§ **RECORDS**:
>> BEGIN

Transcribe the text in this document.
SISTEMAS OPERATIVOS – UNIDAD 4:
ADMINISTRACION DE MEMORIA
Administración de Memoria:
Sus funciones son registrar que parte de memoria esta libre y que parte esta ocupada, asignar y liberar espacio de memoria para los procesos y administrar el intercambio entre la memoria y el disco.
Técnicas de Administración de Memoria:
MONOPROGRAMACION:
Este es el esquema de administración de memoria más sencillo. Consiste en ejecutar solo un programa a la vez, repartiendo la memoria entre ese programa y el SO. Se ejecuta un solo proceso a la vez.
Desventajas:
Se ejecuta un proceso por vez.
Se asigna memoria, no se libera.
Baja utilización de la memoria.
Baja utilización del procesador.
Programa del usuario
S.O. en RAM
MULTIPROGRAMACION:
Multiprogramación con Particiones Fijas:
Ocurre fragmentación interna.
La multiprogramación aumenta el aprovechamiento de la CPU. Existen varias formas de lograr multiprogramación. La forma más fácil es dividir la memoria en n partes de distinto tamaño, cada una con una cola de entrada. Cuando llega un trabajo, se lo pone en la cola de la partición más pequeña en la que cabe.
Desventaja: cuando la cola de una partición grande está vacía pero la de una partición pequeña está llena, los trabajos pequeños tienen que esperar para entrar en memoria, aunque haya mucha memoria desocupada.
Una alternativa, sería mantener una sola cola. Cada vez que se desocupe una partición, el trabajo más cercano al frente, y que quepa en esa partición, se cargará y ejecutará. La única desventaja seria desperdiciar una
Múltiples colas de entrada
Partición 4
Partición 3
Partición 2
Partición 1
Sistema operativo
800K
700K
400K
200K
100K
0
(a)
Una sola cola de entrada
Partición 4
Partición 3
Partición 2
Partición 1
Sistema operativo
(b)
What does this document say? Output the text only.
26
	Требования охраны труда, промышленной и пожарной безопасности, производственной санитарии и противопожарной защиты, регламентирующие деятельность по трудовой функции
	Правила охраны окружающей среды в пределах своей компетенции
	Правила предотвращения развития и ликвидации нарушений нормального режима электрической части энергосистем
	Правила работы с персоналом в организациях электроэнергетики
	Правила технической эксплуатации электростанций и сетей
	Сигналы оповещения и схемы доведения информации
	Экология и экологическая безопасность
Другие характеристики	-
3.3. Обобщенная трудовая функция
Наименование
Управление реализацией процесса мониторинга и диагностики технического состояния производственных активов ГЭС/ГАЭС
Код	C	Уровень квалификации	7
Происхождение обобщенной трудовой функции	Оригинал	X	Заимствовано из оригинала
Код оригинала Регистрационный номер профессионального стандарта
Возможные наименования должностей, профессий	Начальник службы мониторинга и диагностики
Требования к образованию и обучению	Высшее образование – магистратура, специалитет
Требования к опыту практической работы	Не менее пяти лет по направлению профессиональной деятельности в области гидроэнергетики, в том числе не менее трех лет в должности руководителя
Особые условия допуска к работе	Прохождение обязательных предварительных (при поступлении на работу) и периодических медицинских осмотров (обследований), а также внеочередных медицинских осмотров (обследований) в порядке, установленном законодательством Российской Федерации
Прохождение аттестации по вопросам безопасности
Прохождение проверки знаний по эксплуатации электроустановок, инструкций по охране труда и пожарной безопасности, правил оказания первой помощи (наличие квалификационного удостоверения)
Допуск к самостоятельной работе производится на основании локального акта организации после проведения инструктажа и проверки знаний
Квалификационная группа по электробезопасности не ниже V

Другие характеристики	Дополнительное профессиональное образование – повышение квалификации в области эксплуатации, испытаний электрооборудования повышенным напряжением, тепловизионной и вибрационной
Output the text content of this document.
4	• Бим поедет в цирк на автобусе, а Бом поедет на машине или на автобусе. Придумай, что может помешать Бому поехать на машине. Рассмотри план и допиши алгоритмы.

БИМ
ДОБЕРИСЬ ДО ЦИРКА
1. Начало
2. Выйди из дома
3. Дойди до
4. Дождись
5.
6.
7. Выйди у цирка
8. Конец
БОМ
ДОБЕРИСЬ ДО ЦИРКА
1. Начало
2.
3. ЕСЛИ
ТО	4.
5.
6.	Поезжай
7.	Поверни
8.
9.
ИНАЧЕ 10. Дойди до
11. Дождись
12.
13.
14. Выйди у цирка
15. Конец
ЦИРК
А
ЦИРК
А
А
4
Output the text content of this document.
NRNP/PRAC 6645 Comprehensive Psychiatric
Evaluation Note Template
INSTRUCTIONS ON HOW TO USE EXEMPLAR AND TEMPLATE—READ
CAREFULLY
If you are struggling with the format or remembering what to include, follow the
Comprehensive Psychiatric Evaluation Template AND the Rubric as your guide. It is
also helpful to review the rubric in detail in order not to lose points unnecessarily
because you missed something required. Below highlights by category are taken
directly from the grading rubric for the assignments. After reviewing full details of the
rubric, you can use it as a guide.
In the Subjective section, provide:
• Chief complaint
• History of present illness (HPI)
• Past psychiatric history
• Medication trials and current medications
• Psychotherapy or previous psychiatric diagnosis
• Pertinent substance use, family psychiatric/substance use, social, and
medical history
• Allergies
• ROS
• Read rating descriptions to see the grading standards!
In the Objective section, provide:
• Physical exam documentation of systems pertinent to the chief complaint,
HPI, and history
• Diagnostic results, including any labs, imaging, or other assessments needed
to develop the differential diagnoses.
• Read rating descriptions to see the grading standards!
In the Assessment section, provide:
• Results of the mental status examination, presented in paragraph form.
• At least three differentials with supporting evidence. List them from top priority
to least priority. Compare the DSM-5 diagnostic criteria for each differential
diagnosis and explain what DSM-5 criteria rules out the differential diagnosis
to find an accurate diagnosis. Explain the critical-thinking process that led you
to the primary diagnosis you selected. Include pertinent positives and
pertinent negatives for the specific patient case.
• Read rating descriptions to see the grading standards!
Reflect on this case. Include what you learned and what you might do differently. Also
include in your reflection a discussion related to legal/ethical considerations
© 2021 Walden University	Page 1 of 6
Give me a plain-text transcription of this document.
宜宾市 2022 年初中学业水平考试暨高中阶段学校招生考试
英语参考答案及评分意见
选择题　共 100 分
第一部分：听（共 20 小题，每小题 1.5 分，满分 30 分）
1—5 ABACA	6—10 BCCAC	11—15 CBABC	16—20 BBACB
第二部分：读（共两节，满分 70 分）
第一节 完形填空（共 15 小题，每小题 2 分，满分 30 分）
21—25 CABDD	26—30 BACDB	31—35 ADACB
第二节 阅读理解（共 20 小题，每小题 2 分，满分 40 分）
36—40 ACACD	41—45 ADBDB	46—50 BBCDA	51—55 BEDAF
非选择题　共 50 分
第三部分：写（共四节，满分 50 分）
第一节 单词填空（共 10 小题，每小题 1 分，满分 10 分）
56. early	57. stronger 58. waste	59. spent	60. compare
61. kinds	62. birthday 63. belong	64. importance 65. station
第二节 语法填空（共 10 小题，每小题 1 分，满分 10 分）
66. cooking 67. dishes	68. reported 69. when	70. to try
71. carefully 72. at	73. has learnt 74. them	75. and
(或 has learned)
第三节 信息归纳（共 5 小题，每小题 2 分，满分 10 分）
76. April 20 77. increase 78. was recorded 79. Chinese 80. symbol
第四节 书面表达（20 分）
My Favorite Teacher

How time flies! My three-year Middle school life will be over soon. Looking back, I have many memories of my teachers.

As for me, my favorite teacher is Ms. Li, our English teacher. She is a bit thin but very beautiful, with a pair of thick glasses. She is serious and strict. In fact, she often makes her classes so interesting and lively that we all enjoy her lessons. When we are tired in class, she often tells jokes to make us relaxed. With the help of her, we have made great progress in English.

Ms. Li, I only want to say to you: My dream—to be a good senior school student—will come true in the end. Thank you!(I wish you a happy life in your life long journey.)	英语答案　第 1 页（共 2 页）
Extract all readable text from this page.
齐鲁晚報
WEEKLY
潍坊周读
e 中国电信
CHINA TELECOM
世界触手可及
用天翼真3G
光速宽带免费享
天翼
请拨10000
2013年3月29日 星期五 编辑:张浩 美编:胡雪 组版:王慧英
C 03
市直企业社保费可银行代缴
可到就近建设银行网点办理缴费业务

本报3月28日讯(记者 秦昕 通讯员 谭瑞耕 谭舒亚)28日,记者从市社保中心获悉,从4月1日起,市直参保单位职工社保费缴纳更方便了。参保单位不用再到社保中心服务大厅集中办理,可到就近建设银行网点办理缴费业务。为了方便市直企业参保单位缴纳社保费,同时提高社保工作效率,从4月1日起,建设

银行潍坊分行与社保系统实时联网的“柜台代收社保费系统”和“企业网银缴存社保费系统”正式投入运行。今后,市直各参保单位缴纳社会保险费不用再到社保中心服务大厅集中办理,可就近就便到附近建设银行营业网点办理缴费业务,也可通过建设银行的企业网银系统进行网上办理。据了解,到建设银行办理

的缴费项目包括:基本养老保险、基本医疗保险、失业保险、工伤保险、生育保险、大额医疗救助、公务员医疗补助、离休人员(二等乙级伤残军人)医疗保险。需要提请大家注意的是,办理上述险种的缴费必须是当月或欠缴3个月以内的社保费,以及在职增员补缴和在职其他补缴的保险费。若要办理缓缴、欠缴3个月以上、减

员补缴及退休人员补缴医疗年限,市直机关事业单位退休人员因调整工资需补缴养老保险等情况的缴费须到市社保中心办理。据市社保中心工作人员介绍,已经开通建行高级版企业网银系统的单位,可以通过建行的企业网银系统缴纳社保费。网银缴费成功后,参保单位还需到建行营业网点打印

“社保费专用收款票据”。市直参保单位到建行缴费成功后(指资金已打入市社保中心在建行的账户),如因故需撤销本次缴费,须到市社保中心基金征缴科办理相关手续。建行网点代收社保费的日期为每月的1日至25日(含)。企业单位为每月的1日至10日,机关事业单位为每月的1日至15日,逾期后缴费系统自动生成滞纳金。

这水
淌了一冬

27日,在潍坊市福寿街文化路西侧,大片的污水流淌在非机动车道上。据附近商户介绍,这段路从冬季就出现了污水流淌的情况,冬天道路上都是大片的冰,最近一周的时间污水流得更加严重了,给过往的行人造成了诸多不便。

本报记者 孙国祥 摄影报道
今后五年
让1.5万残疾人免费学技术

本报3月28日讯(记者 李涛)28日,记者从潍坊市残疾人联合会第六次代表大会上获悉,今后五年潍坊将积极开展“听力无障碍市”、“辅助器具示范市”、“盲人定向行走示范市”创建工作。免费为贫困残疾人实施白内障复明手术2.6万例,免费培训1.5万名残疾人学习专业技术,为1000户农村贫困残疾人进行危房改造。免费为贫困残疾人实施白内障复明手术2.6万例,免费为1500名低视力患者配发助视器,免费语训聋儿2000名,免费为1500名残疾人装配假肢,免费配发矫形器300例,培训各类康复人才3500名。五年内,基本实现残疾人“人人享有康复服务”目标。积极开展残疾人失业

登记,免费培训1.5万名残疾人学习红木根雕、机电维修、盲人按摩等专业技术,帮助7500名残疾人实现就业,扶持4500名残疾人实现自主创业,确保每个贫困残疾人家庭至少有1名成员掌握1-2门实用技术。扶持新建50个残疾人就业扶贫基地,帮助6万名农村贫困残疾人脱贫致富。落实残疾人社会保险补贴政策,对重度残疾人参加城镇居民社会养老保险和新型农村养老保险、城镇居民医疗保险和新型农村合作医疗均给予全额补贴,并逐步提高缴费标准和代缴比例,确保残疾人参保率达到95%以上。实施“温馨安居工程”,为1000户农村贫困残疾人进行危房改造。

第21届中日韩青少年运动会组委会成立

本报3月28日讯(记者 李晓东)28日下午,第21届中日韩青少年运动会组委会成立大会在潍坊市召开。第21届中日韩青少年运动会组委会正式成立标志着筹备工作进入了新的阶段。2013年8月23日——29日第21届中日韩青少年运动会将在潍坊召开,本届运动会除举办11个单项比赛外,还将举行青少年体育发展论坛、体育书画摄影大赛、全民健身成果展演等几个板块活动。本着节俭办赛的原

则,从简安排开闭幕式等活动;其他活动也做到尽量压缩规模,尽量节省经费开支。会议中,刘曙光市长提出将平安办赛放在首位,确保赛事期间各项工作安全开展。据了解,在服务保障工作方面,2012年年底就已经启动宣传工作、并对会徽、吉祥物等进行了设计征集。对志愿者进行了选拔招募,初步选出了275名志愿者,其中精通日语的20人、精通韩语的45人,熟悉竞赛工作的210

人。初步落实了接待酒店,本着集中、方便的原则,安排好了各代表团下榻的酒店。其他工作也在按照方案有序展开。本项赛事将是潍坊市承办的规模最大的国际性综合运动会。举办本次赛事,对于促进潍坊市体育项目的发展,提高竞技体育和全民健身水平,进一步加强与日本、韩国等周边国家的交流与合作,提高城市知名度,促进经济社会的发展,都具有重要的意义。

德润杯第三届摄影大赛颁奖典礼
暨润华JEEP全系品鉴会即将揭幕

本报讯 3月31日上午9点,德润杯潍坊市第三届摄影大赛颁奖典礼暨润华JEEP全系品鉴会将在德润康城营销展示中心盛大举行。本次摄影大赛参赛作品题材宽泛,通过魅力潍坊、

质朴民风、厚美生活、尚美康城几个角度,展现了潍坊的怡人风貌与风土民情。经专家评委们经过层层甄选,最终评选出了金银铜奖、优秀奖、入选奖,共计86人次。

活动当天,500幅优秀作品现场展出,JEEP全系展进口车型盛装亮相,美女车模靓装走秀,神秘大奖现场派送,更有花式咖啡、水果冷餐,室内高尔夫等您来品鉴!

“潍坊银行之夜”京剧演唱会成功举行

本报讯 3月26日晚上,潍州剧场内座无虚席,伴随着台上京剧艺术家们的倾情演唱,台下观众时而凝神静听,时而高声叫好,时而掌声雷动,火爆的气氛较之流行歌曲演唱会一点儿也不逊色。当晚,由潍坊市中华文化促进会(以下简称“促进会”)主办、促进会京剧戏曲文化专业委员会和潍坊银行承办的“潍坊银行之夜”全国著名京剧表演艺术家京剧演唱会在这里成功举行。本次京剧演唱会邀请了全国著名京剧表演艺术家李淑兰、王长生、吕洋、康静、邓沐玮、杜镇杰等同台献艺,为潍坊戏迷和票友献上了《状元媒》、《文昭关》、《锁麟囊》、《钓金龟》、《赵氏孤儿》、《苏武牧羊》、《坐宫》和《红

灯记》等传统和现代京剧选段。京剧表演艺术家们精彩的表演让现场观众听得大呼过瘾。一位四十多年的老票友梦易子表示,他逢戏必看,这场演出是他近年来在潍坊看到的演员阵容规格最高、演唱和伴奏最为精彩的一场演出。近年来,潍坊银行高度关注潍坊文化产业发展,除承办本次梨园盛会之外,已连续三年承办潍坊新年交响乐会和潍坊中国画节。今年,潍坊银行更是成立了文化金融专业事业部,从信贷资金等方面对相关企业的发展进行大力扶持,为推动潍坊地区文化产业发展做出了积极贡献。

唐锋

>> END

§ **PROBLEM REQUIREMENTS**: Locate all lines that include the word "可到就近建设银行网点办理缴费业务" and copy them out.

§ **THE SOLUTION**:
可到就近建设银行网点办理缴费业务
本报3月28日讯(记者 秦昕 通讯员 谭瑞耕 谭舒亚)28日,记者从市社保中心获悉,从4月1日起,市直参保单位职工社保费缴纳更方便了。参保单位不用再到社保中心服务大厅集中办理,可到就近建设银行网点办理缴费业务。为了方便市直企业参保单位缴纳社保费,同时提高社保工作效率,从4月1日起,建设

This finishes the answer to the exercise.